**Task goal**
Transcribe the lines of the records starting with the one that has "OCR this image." in it and ending with the last, and transcribe nothing else.

**Provided information**
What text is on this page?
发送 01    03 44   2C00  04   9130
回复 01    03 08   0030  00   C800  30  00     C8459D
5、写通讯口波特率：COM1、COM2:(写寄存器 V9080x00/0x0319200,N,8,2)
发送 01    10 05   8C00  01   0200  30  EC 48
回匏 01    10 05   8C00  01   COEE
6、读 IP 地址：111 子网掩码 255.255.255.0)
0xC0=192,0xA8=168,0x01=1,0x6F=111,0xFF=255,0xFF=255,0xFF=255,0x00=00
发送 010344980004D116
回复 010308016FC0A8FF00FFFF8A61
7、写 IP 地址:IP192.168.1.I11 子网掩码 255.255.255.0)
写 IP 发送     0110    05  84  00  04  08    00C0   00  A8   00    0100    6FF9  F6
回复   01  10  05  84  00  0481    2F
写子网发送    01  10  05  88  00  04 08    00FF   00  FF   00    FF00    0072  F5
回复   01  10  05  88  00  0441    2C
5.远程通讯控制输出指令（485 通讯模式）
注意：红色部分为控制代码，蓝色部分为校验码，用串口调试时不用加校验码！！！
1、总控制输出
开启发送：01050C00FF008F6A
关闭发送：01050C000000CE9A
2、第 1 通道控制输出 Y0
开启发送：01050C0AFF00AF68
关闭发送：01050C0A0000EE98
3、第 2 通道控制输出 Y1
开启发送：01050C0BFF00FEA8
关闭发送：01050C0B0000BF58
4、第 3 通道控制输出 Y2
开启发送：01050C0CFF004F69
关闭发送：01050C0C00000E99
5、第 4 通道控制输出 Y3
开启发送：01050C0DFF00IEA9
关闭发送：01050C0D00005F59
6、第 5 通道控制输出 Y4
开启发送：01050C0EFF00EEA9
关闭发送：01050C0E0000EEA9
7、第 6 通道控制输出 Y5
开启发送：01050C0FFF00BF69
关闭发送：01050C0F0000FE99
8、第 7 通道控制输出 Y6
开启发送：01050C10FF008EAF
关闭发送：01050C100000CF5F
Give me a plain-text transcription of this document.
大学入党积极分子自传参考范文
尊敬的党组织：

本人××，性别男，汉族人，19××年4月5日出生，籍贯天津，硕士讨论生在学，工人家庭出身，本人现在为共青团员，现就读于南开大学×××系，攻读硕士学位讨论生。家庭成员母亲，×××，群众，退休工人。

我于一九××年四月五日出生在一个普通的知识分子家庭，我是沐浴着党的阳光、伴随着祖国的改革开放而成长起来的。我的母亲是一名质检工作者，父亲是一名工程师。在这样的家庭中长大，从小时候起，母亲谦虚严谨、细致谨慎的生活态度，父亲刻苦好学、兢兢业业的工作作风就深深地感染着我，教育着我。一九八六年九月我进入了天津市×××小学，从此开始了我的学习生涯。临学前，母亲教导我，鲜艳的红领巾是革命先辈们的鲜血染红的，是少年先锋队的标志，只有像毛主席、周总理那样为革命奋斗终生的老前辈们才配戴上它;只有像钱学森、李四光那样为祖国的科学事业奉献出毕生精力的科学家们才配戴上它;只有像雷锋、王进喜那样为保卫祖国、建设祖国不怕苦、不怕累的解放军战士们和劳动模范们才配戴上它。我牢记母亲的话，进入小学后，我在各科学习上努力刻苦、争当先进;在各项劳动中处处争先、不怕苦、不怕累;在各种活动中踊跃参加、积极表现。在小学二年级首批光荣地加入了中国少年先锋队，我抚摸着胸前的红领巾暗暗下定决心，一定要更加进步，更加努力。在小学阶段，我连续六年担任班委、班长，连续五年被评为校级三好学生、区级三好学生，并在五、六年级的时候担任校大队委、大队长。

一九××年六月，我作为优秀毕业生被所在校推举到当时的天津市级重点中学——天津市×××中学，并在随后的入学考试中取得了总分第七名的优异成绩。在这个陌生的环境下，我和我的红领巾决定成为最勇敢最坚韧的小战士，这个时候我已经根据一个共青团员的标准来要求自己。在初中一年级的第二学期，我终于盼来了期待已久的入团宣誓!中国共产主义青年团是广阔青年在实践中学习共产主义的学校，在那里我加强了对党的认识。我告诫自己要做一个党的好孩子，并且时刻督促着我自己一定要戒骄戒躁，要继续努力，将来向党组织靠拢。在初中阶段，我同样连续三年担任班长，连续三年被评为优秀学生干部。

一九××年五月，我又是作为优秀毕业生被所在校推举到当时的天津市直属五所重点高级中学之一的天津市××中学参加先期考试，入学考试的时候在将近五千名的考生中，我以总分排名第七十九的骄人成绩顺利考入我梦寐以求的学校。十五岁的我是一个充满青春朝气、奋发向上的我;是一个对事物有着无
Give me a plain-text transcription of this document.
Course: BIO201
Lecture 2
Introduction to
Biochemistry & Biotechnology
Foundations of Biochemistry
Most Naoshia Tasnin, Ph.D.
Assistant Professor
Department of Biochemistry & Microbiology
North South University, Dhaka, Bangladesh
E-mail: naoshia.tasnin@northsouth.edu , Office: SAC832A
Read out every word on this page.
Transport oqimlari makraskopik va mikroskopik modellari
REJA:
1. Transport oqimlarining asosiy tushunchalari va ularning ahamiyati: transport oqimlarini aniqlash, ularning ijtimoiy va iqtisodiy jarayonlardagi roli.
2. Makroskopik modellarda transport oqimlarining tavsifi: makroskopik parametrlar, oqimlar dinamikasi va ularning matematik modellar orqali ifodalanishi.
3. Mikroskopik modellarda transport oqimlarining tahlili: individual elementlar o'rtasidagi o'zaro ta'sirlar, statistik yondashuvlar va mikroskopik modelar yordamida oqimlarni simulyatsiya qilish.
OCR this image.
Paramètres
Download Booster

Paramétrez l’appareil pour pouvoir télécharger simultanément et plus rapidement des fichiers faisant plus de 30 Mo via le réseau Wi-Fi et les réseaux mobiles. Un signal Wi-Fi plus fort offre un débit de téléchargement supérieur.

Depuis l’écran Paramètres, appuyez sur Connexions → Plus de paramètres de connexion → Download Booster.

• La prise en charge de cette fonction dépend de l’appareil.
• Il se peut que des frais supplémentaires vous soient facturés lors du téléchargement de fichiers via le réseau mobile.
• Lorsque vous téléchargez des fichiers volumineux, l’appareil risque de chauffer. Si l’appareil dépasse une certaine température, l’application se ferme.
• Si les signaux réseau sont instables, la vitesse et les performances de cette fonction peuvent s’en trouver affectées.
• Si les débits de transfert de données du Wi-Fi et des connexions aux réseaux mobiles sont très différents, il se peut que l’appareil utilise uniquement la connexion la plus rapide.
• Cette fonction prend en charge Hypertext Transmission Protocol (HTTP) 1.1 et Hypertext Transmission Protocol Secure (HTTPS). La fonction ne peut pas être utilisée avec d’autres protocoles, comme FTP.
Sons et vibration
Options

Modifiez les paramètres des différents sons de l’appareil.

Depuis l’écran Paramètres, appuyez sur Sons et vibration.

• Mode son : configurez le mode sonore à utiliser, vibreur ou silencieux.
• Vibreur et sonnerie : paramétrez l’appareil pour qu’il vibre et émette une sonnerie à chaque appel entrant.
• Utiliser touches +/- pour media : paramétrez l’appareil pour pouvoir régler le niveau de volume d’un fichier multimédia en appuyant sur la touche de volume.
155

**Solution for this problem**
OCR this image.
Paramètres
Download Booster

Paramétrez l’appareil pour pouvoir télécharger simultanément et plus rapidement des fichiers faisant plus de 30 Mo via le réseau Wi-Fi et les réseaux mobiles. Un signal Wi-Fi plus fort offre un débit de téléchargement supérieur.

Depuis l’écran Paramètres, appuyez sur Connexions → Plus de paramètres de connexion → Download Booster.

• La prise en charge de cette fonction dépend de l’appareil.
• Il se peut que des frais supplémentaires vous soient facturés lors du téléchargement de fichiers via le réseau mobile.
• Lorsque vous téléchargez des fichiers volumineux, l’appareil risque de chauffer. Si l’appareil dépasse une certaine température, l’application se ferme.
• Si les signaux réseau sont instables, la vitesse et les performances de cette fonction peuvent s’en trouver affectées.
• Si les débits de transfert de données du Wi-Fi et des connexions aux réseaux mobiles sont très différents, il se peut que l’appareil utilise uniquement la connexion la plus rapide.
• Cette fonction prend en charge Hypertext Transmission Protocol (HTTP) 1.1 et Hypertext Transmission Protocol Secure (HTTPS). La fonction ne peut pas être utilisée avec d’autres protocoles, comme FTP.
Sons et vibration
Options

Modifiez les paramètres des différents sons de l’appareil.

Depuis l’écran Paramètres, appuyez sur Sons et vibration.

• Mode son : configurez le mode sonore à utiliser, vibreur ou silencieux.
• Vibreur et sonnerie : paramétrez l’appareil pour qu’il vibre et émette une sonnerie à chaque appel entrant.
• Utiliser touches +/- pour media : paramétrez l’appareil pour pouvoir régler le niveau de volume d’un fichier multimédia en appuyant sur la touche de volume.
155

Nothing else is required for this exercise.